Brief
In the material below, find each line holding the string "Fitness" and copy it.

## Start Excerpted data

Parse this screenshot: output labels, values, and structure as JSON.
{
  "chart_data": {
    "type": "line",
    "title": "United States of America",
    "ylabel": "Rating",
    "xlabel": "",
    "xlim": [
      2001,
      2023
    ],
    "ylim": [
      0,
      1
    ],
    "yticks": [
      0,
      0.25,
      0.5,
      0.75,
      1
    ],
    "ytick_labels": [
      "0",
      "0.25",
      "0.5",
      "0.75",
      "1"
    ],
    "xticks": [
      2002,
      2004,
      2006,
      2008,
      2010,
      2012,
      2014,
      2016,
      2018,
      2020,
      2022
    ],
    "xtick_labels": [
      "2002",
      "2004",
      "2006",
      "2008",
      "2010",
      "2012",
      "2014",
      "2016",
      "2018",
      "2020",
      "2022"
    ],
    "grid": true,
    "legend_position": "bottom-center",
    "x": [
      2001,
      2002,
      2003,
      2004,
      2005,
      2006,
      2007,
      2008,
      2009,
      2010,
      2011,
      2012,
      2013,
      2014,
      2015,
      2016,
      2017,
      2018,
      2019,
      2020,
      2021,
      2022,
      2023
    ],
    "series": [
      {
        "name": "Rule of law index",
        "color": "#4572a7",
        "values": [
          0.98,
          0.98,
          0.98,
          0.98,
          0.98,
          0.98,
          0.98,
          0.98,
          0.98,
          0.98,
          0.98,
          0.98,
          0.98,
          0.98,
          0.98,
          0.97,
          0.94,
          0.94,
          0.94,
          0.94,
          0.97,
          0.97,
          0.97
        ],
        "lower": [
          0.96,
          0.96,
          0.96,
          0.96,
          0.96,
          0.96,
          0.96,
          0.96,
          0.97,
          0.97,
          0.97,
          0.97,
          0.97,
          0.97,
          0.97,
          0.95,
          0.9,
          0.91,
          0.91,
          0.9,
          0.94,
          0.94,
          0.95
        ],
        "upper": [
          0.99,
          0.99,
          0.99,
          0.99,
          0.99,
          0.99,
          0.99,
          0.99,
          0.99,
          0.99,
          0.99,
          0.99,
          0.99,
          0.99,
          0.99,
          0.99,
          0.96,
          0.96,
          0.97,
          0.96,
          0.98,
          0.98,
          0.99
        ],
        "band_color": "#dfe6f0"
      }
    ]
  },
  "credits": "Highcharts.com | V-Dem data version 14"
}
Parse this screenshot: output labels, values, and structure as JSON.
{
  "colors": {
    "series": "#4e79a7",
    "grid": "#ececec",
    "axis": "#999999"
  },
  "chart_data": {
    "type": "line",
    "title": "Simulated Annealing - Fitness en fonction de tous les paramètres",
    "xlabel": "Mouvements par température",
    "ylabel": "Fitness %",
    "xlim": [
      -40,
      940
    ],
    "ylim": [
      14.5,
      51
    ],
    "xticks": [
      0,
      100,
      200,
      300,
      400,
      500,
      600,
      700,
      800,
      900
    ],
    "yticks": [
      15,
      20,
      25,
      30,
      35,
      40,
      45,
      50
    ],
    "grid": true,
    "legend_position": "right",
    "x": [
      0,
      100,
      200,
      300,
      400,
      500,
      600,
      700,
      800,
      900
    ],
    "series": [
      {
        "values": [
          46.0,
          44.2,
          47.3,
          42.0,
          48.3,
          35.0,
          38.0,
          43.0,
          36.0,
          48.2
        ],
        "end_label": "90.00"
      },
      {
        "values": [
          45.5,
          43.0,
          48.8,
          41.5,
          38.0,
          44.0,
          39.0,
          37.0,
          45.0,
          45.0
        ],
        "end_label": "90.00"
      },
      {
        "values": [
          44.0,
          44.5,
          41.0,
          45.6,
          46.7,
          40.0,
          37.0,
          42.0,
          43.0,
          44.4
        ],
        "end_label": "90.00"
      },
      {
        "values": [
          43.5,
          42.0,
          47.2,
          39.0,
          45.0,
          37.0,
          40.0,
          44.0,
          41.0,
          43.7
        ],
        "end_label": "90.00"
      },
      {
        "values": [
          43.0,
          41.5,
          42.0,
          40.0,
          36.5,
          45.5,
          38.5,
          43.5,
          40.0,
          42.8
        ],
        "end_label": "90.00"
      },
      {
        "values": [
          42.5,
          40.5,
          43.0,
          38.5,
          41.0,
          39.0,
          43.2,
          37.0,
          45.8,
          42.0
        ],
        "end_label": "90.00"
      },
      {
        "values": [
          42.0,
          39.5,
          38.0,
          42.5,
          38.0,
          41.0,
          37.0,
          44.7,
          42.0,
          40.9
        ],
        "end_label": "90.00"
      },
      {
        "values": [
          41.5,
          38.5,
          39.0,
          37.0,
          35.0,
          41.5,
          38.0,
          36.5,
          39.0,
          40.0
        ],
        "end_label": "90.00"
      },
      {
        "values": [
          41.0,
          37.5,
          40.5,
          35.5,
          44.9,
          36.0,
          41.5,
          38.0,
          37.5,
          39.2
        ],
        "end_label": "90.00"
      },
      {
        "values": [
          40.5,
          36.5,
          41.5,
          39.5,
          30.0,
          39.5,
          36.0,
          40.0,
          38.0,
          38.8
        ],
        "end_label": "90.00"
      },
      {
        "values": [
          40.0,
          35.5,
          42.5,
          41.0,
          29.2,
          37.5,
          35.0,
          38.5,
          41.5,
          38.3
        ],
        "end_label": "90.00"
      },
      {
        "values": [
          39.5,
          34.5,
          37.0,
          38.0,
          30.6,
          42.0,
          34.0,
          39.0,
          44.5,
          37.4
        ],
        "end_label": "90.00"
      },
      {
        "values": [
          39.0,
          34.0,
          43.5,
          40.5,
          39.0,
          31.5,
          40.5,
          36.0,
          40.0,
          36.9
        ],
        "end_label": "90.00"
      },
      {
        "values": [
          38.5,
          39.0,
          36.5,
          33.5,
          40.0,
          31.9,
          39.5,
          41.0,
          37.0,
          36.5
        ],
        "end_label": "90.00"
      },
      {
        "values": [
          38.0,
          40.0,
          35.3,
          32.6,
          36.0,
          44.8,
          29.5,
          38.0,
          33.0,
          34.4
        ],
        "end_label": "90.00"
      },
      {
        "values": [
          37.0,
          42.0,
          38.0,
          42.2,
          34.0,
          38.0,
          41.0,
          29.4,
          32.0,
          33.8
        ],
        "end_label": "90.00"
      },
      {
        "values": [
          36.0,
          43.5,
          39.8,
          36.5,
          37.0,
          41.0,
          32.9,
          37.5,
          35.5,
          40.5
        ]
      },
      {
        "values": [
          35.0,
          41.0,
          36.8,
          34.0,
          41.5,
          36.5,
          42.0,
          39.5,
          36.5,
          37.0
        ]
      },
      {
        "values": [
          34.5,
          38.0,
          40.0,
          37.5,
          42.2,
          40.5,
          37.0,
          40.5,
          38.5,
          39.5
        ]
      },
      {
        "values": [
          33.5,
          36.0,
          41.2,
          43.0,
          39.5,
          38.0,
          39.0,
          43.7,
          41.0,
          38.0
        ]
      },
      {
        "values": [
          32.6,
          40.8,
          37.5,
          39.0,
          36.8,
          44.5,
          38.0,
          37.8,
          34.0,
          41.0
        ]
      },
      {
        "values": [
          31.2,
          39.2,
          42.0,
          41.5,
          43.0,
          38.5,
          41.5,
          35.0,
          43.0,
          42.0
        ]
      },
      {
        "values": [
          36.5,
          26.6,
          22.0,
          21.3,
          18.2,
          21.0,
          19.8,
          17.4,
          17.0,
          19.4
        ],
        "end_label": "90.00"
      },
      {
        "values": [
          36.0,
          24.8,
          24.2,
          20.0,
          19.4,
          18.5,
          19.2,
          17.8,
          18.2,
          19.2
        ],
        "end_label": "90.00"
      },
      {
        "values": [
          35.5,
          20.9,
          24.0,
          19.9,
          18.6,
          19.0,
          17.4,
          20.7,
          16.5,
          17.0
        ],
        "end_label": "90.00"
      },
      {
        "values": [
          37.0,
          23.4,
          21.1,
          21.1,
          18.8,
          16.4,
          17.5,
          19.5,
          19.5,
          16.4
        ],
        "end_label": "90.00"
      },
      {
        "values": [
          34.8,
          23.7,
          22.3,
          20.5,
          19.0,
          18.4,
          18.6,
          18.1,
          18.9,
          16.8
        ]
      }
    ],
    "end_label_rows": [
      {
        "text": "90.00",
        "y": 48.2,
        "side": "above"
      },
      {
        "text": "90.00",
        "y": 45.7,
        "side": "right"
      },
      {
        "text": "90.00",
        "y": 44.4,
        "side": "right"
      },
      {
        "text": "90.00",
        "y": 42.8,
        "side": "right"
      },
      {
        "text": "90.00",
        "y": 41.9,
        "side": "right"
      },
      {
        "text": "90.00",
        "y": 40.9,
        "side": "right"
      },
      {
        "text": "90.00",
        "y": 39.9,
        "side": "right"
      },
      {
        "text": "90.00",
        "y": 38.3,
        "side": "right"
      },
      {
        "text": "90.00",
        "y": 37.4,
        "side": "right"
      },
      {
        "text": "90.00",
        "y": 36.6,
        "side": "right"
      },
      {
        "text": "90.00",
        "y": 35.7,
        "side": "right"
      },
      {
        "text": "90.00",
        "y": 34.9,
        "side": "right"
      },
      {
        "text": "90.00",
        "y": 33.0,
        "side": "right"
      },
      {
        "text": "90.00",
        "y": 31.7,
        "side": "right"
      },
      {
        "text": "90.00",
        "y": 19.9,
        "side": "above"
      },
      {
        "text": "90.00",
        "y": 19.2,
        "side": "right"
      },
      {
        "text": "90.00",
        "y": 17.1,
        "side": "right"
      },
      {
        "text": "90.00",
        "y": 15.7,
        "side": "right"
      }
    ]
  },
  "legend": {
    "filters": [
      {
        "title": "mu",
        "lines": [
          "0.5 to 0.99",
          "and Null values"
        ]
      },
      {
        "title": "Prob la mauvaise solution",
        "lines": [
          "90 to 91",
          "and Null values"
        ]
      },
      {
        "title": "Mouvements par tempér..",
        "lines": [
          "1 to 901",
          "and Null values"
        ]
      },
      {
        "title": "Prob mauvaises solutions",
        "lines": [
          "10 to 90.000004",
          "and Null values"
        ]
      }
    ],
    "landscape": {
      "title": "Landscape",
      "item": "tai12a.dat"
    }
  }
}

## End Excerpted data

Response to the exercise
    "title": "Simulated Annealing - Fitness en fonction de tous les paramètres",
    "ylabel": "Fitness %",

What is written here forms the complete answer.